Records from a dataset:
---------------

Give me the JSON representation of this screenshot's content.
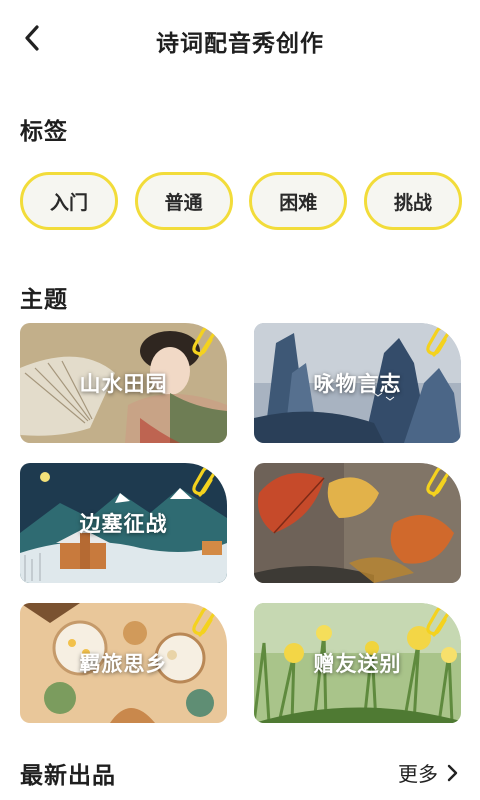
{
  "header": {
    "title": "诗词配音秀创作",
    "back_icon": "chevron-left-icon"
  },
  "tags_section": {
    "title": "标签",
    "tags": [
      {
        "label": "入门"
      },
      {
        "label": "普通"
      },
      {
        "label": "困难"
      },
      {
        "label": "挑战"
      }
    ],
    "border_color": "#f2dc3a"
  },
  "themes_section": {
    "title": "主题",
    "cards": [
      {
        "label": "山水田园",
        "icon": "paperclip-icon"
      },
      {
        "label": "咏物言志",
        "icon": "paperclip-icon"
      },
      {
        "label": "边塞征战",
        "icon": "paperclip-icon"
      },
      {
        "label": "羁旅思乡",
        "icon": "paperclip-icon"
      },
      {
        "label": "赠友送别",
        "icon": "paperclip-icon"
      }
    ],
    "clip_color": "#f4d21e"
  },
  "latest_section": {
    "title": "最新出品",
    "more_label": "更多",
    "more_icon": "chevron-right-icon"
  }
}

---------------

→ **Objective**
Make an exact copy of every record, pictures excluded.

→ **Result for this exercise**
Give me the JSON representation of this screenshot's content.
{
  "header": {
    "title": "诗词配音秀创作",
    "back_icon": "chevron-left-icon"
  },
  "tags_section": {
    "title": "标签",
    "tags": [
      {
        "label": "入门"
      },
      {
        "label": "普通"
      },
      {
        "label": "困难"
      },
      {
        "label": "挑战"
      }
    ],
    "border_color": "#f2dc3a"
  },
  "themes_section": {
    "title": "主题",
    "cards": [
      {
        "label": "山水田园",
        "icon": "paperclip-icon"
      },
      {
        "label": "咏物言志",
        "icon": "paperclip-icon"
      },
      {
        "label": "边塞征战",
        "icon": "paperclip-icon"
      },
      {
        "label": "羁旅思乡",
        "icon": "paperclip-icon"
      },
      {
        "label": "赠友送别",
        "icon": "paperclip-icon"
      }
    ],
    "clip_color": "#f4d21e"
  },
  "latest_section": {
    "title": "最新出品",
    "more_label": "更多",
    "more_icon": "chevron-right-icon"
  }
}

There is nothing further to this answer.